### DO THIS
Each line that follows is to be retyped exactly.
# RECORDS FOR PROCESSING start
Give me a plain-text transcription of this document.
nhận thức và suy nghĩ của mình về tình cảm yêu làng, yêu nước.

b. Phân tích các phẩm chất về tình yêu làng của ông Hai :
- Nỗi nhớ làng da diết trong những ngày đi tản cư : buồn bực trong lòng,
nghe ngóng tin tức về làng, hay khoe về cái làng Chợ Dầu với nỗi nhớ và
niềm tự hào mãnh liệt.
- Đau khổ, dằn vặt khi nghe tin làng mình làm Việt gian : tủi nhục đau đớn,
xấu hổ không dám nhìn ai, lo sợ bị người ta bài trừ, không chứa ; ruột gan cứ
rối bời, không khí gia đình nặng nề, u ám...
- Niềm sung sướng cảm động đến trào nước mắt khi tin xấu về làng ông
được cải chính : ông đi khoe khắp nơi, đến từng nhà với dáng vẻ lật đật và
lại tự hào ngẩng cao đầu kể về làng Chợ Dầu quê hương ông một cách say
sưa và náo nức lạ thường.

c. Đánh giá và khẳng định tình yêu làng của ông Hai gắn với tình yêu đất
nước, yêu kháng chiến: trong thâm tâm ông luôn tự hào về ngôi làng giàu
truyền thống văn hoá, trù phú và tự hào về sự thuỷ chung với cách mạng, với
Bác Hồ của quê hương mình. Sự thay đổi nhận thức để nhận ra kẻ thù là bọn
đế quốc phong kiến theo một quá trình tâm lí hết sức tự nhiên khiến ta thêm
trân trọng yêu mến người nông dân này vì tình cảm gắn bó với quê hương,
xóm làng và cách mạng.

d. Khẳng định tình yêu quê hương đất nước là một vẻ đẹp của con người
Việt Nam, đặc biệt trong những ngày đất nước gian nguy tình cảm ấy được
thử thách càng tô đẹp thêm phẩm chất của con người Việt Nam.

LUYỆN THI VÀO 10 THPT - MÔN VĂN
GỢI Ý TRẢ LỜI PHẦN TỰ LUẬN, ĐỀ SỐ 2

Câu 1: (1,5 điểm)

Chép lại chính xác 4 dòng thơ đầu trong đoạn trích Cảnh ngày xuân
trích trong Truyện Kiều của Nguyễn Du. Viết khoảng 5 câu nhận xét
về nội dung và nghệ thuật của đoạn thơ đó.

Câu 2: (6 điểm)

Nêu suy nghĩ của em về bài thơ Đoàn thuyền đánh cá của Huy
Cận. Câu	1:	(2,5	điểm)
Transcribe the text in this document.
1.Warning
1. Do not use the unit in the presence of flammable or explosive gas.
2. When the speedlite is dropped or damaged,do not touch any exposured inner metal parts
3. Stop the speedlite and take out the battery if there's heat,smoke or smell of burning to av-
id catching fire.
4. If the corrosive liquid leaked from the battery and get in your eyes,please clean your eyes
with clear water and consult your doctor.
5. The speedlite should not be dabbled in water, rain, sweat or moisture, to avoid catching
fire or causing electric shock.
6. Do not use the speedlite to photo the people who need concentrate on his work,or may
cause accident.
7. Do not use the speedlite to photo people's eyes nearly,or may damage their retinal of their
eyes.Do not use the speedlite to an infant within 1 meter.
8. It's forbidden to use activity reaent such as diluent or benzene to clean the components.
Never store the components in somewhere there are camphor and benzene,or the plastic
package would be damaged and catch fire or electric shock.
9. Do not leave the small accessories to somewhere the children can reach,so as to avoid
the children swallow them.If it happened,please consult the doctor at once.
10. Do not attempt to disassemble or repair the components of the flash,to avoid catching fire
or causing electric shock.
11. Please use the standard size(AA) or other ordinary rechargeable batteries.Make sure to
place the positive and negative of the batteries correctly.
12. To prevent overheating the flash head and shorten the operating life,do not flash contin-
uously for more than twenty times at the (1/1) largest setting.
# RECORDS FOR PROCESSING end
### THE ANSWER
Give me a plain-text transcription of this document.
nhận thức và suy nghĩ của mình về tình cảm yêu làng, yêu nước.

b. Phân tích các phẩm chất về tình yêu làng của ông Hai :
- Nỗi nhớ làng da diết trong những ngày đi tản cư : buồn bực trong lòng,
nghe ngóng tin tức về làng, hay khoe về cái làng Chợ Dầu với nỗi nhớ và
niềm tự hào mãnh liệt.
- Đau khổ, dằn vặt khi nghe tin làng mình làm Việt gian : tủi nhục đau đớn,
xấu hổ không dám nhìn ai, lo sợ bị người ta bài trừ, không chứa ; ruột gan cứ
rối bời, không khí gia đình nặng nề, u ám...
- Niềm sung sướng cảm động đến trào nước mắt khi tin xấu về làng ông
được cải chính : ông đi khoe khắp nơi, đến từng nhà với dáng vẻ lật đật và
lại tự hào ngẩng cao đầu kể về làng Chợ Dầu quê hương ông một cách say
sưa và náo nức lạ thường.

c. Đánh giá và khẳng định tình yêu làng của ông Hai gắn với tình yêu đất
nước, yêu kháng chiến: trong thâm tâm ông luôn tự hào về ngôi làng giàu
truyền thống văn hoá, trù phú và tự hào về sự thuỷ chung với cách mạng, với
Bác Hồ của quê hương mình. Sự thay đổi nhận thức để nhận ra kẻ thù là bọn
đế quốc phong kiến theo một quá trình tâm lí hết sức tự nhiên khiến ta thêm
trân trọng yêu mến người nông dân này vì tình cảm gắn bó với quê hương,
xóm làng và cách mạng.

d. Khẳng định tình yêu quê hương đất nước là một vẻ đẹp của con người
Việt Nam, đặc biệt trong những ngày đất nước gian nguy tình cảm ấy được
thử thách càng tô đẹp thêm phẩm chất của con người Việt Nam.

LUYỆN THI VÀO 10 THPT - MÔN VĂN
GỢI Ý TRẢ LỜI PHẦN TỰ LUẬN, ĐỀ SỐ 2

Câu 1: (1,5 điểm)

Chép lại chính xác 4 dòng thơ đầu trong đoạn trích Cảnh ngày xuân
trích trong Truyện Kiều của Nguyễn Du. Viết khoảng 5 câu nhận xét
về nội dung và nghệ thuật của đoạn thơ đó.

Câu 2: (6 điểm)

Nêu suy nghĩ của em về bài thơ Đoàn thuyền đánh cá của Huy
Cận. Câu	1:	(2,5	điểm)
Transcribe the text in this document.
1.Warning
1. Do not use the unit in the presence of flammable or explosive gas.
2. When the speedlite is dropped or damaged,do not touch any exposured inner metal parts
3. Stop the speedlite and take out the battery if there's heat,smoke or smell of burning to av-
id catching fire.
4. If the corrosive liquid leaked from the battery and get in your eyes,please clean your eyes
with clear water and consult your doctor.
5. The speedlite should not be dabbled in water, rain, sweat or moisture, to avoid catching
fire or causing electric shock.
6. Do not use the speedlite to photo the people who need concentrate on his work,or may
cause accident.
7. Do not use the speedlite to photo people's eyes nearly,or may damage their retinal of their
eyes.Do not use the speedlite to an infant within 1 meter.
8. It's forbidden to use activity reaent such as diluent or benzene to clean the components.
Never store the components in somewhere there are camphor and benzene,or the plastic
package would be damaged and catch fire or electric shock.
9. Do not leave the small accessories to somewhere the children can reach,so as to avoid
the children swallow them.If it happened,please consult the doctor at once.
10. Do not attempt to disassemble or repair the components of the flash,to avoid catching fire
or causing electric shock.
11. Please use the standard size(AA) or other ordinary rechargeable batteries.Make sure to
place the positive and negative of the batteries correctly.
12. To prevent overheating the flash head and shorten the operating life,do not flash contin-
uously for more than twenty times at the (1/1) largest setting.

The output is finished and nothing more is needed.